What is required: Pick out every line in the records below that contains the string "Yang", matching case exactly, and copy each one.

Record list:
———

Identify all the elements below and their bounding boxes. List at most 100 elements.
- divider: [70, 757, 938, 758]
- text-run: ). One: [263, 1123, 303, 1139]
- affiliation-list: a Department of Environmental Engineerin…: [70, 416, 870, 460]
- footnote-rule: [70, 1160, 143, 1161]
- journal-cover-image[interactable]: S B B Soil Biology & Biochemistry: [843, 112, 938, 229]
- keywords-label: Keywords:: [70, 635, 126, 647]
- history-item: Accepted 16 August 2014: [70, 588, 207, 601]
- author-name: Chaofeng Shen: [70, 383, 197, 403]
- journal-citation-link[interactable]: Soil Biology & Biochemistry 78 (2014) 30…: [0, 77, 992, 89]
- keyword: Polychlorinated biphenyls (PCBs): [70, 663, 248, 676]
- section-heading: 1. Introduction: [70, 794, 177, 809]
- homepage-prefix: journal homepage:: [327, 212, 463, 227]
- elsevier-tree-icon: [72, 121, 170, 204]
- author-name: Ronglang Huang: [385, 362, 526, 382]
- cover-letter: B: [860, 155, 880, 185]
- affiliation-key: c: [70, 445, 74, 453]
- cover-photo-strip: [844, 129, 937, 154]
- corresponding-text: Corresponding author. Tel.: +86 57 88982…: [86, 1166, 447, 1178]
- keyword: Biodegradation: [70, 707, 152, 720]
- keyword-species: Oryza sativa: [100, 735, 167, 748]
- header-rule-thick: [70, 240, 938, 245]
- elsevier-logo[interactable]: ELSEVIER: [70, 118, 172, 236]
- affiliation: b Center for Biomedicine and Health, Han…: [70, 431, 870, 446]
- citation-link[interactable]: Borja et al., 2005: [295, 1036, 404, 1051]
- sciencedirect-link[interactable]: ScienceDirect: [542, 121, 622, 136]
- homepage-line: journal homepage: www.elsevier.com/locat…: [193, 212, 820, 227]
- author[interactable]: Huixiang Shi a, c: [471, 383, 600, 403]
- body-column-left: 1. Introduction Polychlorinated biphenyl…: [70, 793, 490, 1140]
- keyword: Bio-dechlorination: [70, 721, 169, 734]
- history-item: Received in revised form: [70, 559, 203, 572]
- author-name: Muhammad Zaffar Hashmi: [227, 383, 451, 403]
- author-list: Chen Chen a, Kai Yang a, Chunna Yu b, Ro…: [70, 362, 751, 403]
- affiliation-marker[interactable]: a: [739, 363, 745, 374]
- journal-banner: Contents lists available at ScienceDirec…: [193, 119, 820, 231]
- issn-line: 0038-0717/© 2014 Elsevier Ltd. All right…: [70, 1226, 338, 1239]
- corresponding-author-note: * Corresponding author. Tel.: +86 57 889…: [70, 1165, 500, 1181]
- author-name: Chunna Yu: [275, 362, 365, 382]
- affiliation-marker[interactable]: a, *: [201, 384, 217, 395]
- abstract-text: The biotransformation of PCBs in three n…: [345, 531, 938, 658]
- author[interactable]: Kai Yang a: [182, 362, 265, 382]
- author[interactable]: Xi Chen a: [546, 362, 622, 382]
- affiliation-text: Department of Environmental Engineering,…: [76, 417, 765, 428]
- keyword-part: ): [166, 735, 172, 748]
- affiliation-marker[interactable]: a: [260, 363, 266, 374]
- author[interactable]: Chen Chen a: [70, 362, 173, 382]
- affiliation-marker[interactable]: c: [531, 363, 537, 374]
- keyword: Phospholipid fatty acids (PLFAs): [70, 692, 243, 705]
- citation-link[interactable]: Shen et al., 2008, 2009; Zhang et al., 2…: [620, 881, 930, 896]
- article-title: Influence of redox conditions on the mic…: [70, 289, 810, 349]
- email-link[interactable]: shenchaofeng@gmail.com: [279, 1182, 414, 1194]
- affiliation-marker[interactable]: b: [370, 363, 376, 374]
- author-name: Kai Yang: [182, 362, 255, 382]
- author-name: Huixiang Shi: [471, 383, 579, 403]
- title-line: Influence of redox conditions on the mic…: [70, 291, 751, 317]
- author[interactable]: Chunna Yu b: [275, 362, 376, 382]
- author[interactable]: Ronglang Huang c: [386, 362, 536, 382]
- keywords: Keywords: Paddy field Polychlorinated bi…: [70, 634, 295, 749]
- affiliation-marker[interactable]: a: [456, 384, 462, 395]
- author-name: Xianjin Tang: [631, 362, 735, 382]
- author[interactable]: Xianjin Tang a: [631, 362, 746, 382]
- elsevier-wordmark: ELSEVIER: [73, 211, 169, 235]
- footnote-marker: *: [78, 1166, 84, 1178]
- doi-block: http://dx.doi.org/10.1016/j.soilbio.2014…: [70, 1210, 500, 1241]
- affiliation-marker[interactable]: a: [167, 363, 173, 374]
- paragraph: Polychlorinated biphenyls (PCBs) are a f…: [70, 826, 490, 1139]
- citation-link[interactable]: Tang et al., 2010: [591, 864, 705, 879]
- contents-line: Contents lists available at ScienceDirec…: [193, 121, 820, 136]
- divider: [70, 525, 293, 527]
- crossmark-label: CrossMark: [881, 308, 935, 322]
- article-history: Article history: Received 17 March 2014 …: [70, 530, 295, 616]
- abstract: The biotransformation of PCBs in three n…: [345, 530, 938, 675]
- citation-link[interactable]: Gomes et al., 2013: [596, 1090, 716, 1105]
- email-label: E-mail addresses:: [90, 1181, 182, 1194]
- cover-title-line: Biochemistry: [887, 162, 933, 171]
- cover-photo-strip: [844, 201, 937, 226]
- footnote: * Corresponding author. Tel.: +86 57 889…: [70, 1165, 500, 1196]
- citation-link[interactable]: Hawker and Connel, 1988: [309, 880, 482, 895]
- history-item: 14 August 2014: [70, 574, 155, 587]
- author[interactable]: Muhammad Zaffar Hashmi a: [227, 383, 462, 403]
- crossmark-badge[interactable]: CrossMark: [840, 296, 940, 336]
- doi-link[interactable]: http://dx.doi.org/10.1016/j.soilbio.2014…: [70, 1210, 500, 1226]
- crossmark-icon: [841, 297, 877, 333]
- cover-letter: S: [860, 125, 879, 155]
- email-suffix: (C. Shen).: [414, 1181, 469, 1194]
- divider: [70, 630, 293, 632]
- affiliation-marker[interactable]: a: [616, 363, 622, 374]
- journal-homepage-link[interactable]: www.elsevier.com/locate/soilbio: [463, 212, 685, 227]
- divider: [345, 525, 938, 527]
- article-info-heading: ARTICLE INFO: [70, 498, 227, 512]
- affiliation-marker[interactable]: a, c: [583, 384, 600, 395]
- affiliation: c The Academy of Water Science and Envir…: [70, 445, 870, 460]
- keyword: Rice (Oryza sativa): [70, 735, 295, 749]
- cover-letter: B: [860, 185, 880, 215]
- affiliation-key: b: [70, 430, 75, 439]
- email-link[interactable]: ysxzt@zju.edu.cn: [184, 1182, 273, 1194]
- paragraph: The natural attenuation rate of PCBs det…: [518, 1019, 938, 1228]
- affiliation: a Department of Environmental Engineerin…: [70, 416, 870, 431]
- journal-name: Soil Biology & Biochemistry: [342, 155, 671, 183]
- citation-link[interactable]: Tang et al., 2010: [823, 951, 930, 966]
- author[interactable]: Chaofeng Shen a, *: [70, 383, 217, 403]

———

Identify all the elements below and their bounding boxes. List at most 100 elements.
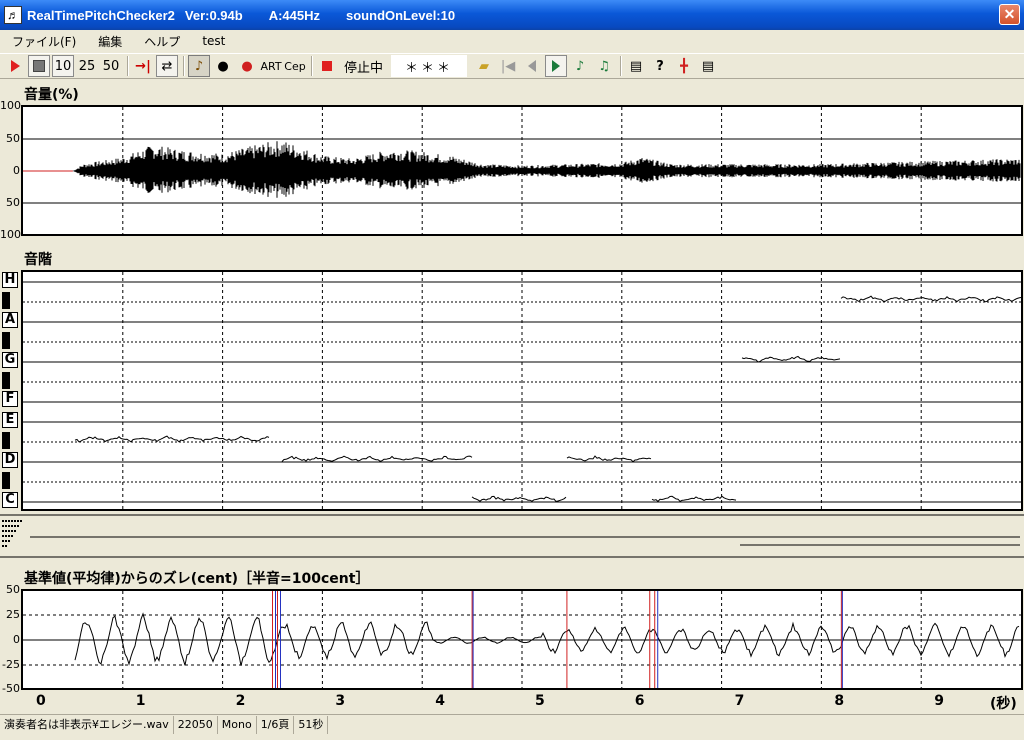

———

Finished answer:
- author-list: Chen Chen a, Kai Yang a, Chunna Yu b, Ro…: [70, 362, 751, 403]
- author[interactable]: Kai Yang a: [182, 362, 265, 382]
- author-name: Kai Yang: [182, 362, 255, 382]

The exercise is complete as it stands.